Your instructions: Do any lines in the data below contain "auto"? If so, copy every one of them.

Provided data:
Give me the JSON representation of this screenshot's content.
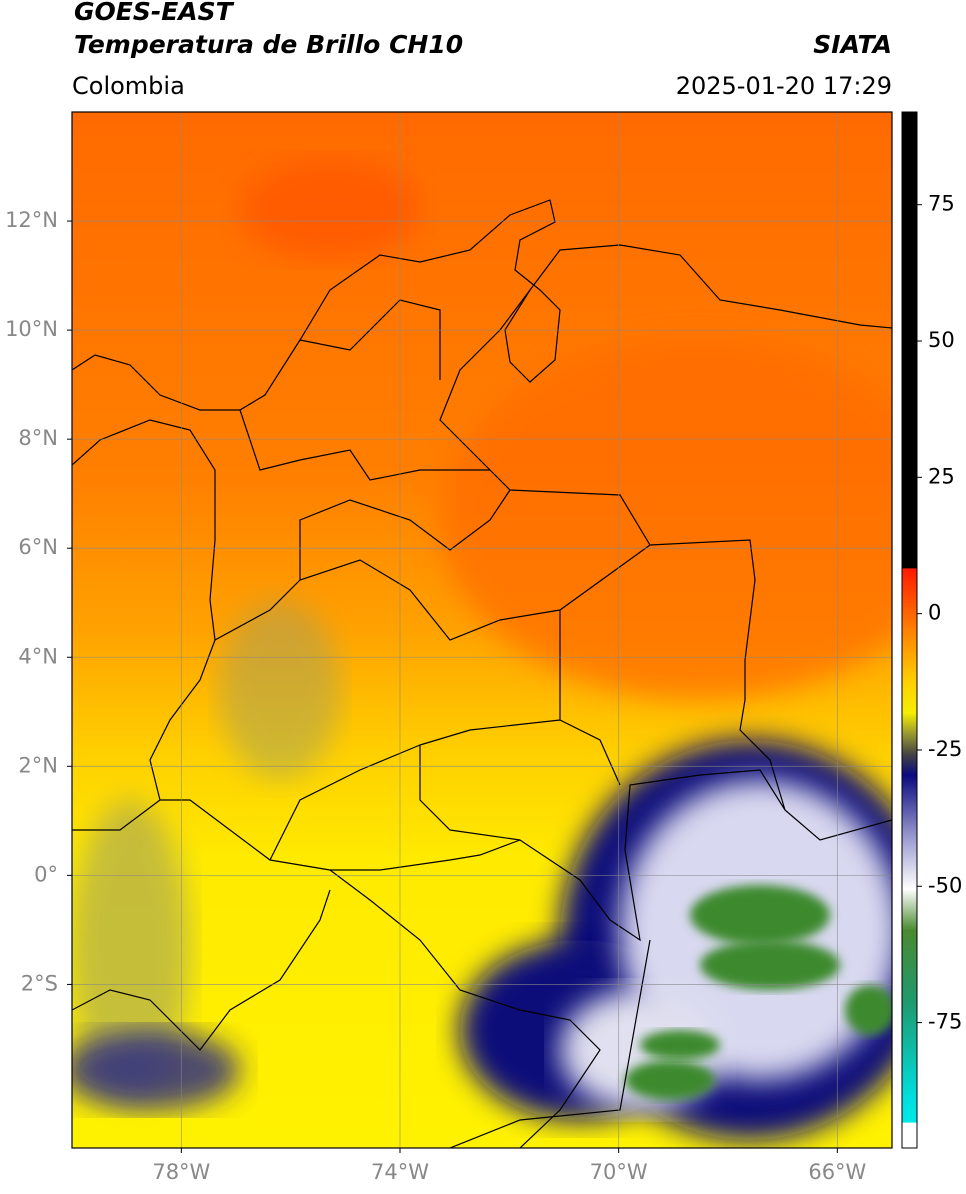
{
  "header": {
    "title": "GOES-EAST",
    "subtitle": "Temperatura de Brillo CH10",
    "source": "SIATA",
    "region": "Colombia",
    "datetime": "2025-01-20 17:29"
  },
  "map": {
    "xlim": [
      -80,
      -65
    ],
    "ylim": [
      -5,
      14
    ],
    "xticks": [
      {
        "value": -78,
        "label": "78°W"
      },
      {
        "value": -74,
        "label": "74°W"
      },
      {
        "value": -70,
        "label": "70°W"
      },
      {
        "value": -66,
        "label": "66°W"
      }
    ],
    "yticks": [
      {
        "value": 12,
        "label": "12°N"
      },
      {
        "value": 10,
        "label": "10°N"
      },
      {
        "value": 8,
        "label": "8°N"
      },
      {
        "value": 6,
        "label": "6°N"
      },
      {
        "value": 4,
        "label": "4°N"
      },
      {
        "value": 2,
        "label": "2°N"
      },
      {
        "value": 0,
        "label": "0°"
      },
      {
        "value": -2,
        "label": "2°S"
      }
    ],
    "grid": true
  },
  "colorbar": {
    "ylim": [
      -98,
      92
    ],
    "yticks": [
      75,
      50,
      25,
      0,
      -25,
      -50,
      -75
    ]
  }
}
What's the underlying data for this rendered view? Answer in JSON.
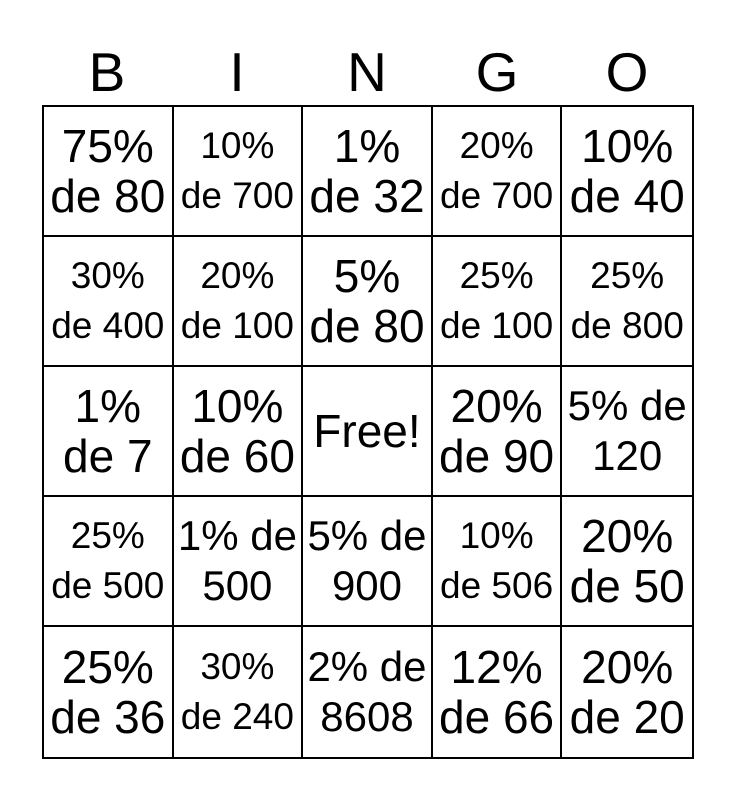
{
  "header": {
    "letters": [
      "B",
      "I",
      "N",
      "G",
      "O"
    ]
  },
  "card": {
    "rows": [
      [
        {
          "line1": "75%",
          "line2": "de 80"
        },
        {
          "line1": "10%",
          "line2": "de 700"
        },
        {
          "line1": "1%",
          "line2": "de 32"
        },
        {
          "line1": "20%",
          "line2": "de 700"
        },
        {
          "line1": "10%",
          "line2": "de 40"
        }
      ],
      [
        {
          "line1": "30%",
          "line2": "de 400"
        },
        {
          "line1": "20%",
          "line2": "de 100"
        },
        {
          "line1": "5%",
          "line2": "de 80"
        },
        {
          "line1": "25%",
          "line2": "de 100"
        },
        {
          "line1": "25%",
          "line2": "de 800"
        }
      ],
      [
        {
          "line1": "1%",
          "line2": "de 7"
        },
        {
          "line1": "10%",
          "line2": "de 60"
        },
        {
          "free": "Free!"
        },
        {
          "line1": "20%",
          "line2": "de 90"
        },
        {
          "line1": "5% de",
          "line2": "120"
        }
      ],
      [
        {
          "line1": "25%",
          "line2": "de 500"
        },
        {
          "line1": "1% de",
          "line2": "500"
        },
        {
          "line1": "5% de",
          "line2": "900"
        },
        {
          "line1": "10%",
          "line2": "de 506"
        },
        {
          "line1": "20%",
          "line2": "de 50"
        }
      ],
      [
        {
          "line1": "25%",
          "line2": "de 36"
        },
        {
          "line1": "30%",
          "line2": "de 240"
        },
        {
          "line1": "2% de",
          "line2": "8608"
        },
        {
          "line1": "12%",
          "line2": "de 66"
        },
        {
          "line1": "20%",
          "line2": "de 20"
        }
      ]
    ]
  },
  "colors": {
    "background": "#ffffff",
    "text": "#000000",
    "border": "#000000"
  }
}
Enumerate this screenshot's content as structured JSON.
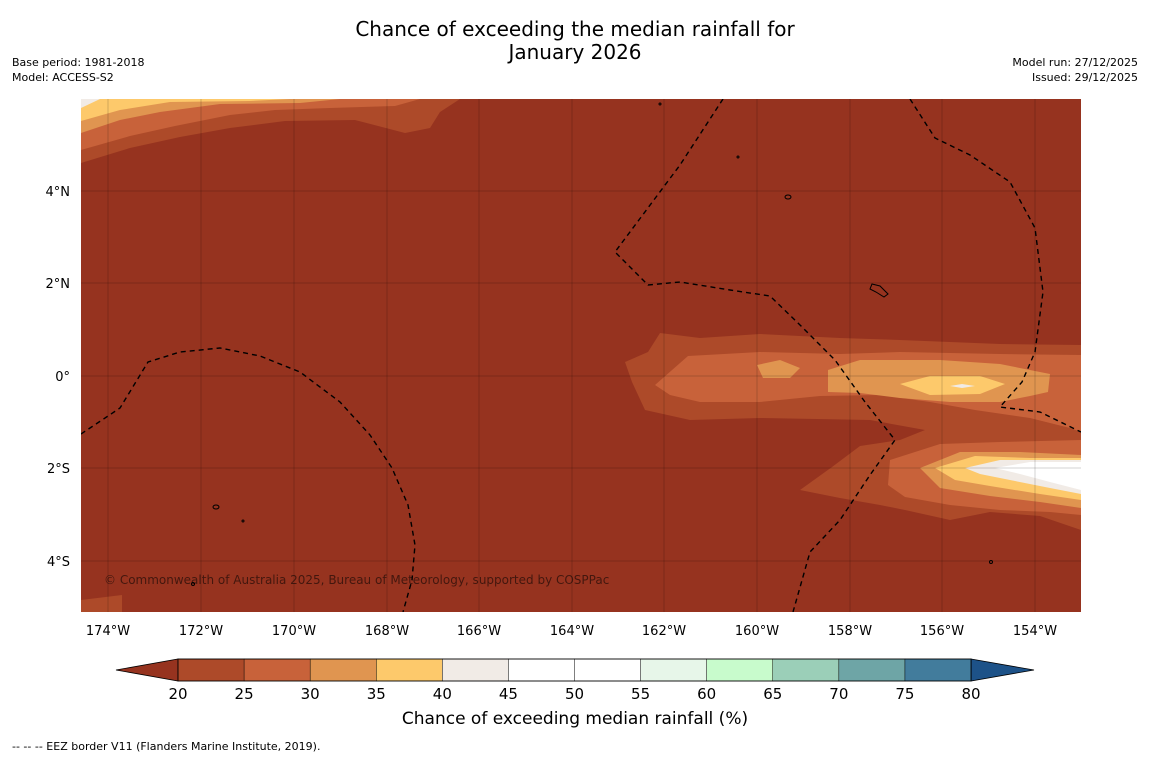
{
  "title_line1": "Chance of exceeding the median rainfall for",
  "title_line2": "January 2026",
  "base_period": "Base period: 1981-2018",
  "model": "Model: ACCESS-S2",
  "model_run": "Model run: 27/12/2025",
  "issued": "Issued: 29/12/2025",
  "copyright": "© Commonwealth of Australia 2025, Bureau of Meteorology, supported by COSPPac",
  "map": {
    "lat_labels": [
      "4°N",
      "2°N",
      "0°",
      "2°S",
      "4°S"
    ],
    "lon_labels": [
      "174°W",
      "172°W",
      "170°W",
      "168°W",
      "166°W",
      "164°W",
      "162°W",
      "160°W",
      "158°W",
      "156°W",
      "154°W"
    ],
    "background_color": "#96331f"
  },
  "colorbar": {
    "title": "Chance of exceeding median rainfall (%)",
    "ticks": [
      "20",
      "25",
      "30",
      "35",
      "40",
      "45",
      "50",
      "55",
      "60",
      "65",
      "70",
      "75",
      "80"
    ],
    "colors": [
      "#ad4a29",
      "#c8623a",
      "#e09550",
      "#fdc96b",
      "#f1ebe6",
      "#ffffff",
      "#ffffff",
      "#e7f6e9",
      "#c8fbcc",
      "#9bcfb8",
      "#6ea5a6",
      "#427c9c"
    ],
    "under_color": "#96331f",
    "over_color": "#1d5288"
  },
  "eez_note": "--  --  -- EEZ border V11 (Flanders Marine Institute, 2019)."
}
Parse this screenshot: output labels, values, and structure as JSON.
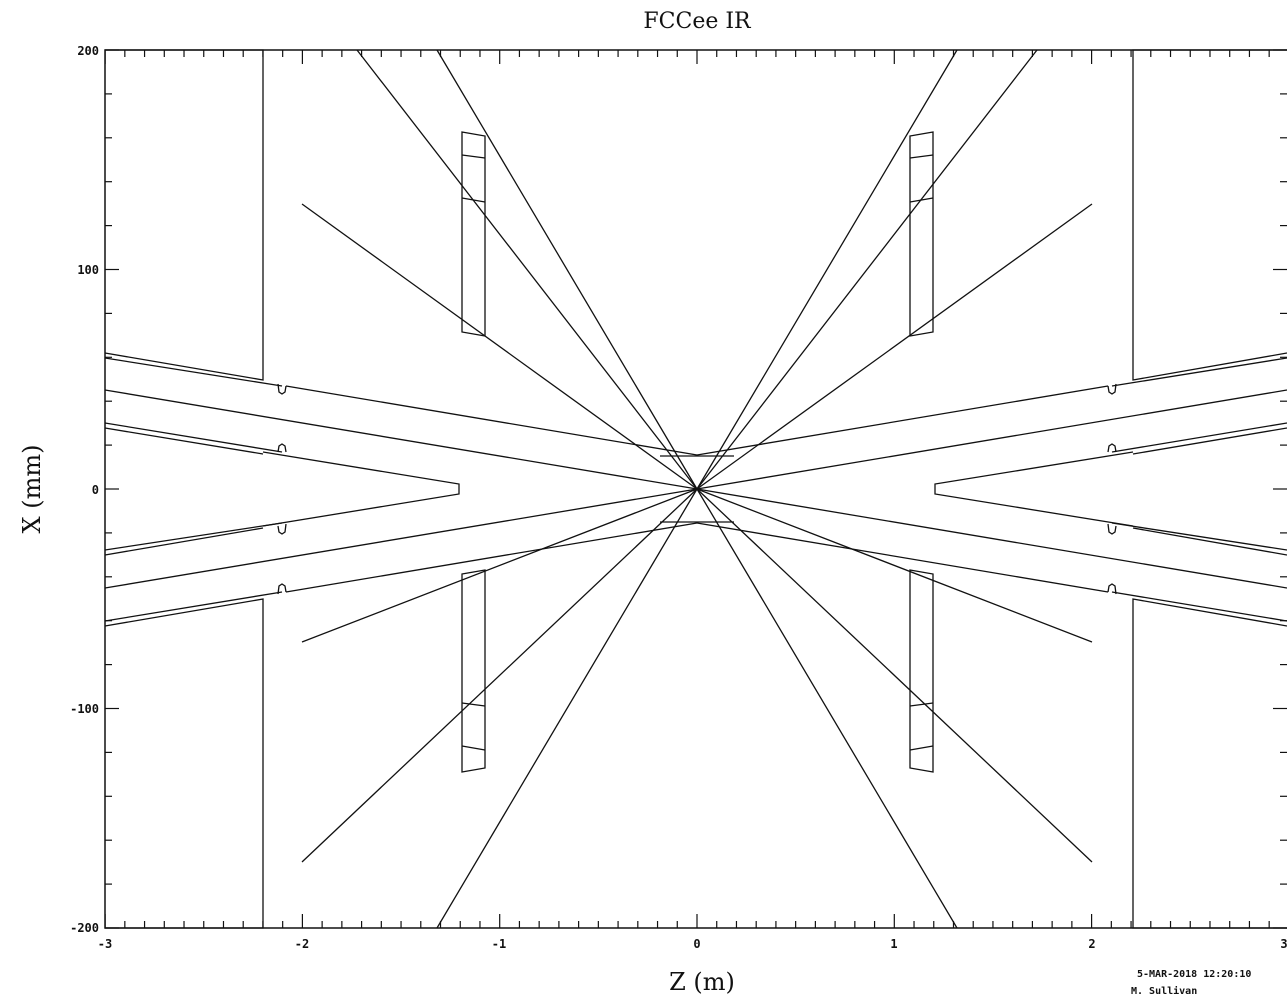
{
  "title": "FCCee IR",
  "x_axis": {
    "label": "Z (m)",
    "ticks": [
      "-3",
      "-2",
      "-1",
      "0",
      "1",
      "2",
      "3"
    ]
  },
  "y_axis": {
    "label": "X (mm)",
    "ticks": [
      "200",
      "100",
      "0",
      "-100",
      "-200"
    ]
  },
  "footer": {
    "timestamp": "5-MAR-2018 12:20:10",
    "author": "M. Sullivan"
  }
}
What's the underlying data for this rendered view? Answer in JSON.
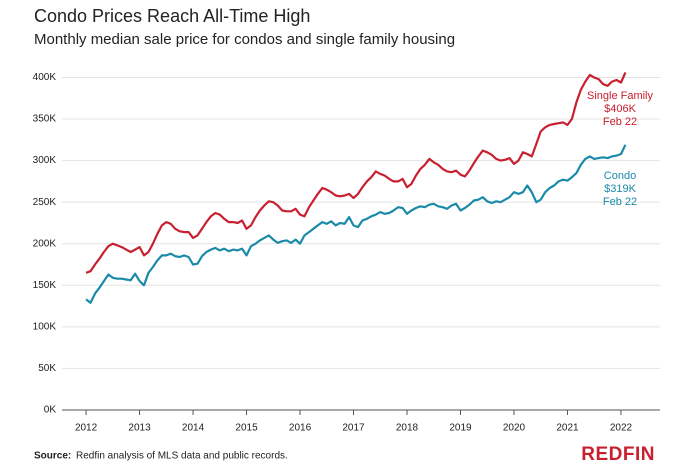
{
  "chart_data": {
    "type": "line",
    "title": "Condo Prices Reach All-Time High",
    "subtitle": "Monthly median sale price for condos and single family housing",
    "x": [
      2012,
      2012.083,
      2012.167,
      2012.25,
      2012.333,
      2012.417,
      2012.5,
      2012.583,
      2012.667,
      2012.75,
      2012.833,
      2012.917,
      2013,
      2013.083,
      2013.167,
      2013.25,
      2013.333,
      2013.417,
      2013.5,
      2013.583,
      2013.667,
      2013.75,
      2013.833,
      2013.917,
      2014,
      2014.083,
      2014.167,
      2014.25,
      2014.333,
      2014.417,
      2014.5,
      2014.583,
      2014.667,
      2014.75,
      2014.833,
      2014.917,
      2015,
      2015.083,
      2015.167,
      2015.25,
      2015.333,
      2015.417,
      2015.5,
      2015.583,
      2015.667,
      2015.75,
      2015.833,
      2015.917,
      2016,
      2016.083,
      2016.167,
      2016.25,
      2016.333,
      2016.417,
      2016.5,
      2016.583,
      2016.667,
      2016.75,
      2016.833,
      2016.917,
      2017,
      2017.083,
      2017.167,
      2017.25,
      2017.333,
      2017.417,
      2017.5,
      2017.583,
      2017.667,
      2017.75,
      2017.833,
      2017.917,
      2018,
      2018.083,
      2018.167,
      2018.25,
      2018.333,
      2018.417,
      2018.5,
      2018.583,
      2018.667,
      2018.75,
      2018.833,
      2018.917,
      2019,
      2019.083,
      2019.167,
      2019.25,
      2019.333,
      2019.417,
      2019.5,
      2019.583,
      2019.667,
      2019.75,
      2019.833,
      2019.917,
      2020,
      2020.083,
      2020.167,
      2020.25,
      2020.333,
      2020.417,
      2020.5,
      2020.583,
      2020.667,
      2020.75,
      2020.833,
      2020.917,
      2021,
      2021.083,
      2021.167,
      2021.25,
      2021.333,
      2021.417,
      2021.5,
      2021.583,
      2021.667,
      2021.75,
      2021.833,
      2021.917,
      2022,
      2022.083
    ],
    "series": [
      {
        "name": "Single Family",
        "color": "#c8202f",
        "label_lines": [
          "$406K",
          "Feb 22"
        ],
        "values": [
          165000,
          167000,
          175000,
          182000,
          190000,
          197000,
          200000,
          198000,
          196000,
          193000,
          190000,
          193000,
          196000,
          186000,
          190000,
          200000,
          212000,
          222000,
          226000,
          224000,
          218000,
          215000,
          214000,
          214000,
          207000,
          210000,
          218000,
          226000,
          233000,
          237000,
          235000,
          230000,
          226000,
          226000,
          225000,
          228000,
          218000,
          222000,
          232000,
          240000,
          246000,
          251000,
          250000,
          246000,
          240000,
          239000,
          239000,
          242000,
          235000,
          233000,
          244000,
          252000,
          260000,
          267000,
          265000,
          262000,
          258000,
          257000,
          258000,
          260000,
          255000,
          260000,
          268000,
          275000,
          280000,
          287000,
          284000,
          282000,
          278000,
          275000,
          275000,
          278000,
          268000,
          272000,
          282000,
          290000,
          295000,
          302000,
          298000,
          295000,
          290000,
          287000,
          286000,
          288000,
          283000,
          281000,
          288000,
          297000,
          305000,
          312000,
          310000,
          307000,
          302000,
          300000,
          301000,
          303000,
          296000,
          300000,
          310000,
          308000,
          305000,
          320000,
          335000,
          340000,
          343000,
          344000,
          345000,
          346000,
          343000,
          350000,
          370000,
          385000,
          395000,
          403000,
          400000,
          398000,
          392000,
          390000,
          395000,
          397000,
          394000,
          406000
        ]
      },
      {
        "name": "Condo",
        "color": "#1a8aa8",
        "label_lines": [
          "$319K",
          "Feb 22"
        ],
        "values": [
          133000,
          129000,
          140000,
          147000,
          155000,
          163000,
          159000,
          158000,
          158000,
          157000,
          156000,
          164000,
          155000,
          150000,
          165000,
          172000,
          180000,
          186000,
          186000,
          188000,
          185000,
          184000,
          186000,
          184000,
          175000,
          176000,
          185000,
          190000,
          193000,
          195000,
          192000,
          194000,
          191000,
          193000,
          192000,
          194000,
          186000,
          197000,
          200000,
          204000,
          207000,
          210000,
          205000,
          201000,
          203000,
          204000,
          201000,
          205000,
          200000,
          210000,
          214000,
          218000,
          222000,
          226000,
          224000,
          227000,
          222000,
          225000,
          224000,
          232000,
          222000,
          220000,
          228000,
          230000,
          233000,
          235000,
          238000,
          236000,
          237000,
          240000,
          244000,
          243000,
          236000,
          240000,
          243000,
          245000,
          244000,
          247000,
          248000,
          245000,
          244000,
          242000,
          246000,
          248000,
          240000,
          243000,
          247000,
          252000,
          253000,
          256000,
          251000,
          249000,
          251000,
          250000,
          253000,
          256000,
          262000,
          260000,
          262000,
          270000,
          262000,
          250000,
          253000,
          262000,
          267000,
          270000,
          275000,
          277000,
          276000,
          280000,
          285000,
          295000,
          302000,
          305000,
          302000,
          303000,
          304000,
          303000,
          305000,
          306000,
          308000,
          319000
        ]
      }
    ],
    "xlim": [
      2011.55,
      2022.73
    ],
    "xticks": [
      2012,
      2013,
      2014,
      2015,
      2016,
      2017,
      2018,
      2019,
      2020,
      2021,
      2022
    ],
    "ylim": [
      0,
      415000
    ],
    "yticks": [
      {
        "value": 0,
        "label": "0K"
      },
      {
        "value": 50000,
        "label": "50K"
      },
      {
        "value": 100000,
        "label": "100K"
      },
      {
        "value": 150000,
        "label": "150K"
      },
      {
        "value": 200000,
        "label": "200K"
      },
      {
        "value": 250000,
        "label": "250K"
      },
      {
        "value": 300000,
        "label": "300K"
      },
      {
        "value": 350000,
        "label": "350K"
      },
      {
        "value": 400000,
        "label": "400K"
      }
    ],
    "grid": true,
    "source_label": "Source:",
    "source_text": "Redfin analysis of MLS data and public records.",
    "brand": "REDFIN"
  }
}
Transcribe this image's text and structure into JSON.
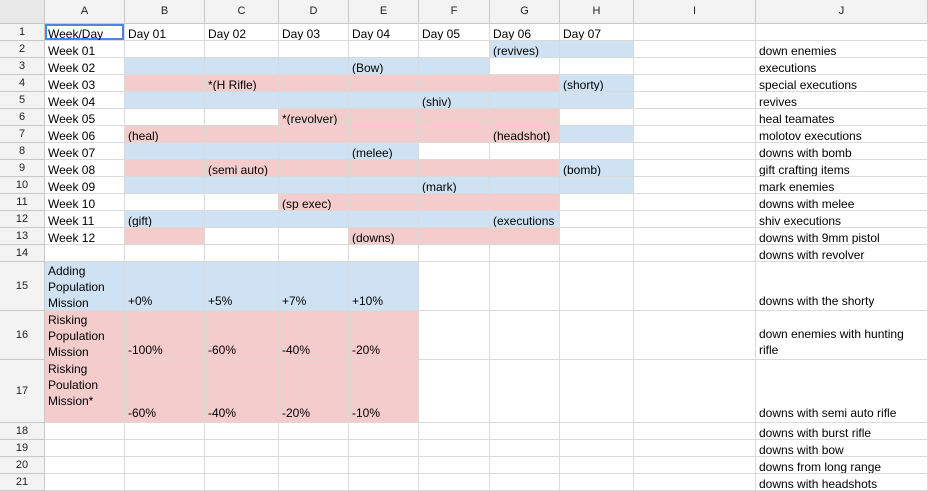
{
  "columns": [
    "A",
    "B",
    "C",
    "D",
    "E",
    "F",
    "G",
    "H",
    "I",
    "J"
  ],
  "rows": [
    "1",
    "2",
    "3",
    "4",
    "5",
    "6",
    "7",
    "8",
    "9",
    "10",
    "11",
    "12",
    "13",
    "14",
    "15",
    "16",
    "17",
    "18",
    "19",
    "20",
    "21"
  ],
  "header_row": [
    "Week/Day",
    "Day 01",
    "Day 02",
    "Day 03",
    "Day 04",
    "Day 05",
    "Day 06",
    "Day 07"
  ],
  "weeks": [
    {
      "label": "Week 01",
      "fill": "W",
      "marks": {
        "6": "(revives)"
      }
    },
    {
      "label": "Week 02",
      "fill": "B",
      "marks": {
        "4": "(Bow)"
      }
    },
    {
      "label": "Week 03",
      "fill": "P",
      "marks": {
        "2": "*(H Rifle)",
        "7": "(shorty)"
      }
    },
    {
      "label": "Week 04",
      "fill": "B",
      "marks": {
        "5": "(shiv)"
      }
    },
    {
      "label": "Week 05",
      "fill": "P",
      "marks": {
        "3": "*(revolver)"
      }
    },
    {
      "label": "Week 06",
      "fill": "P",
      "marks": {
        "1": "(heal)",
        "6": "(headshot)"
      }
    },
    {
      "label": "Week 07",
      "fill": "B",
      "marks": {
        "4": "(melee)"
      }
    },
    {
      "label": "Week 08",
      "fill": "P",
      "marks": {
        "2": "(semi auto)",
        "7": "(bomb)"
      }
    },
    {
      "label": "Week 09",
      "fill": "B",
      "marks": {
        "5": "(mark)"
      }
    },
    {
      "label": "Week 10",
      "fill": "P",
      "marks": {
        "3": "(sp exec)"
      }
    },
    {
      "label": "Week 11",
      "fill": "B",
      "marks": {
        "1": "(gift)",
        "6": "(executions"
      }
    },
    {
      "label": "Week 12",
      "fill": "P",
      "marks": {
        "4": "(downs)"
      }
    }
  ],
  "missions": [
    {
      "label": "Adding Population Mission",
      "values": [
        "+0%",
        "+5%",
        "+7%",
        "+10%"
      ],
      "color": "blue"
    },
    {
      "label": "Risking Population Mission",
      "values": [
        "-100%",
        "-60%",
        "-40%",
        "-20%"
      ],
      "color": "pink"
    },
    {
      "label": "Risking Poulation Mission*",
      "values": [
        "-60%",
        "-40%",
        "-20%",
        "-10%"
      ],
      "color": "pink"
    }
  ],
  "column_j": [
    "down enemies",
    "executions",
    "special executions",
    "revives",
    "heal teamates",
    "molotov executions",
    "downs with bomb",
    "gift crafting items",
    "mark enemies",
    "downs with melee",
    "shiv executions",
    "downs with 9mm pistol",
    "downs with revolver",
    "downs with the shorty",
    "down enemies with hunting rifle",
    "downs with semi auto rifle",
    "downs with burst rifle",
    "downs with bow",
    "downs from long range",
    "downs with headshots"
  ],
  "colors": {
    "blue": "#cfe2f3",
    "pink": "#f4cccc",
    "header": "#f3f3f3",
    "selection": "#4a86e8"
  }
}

Task result:
        "2": "(semi auto)",
    "downs with semi auto rifle",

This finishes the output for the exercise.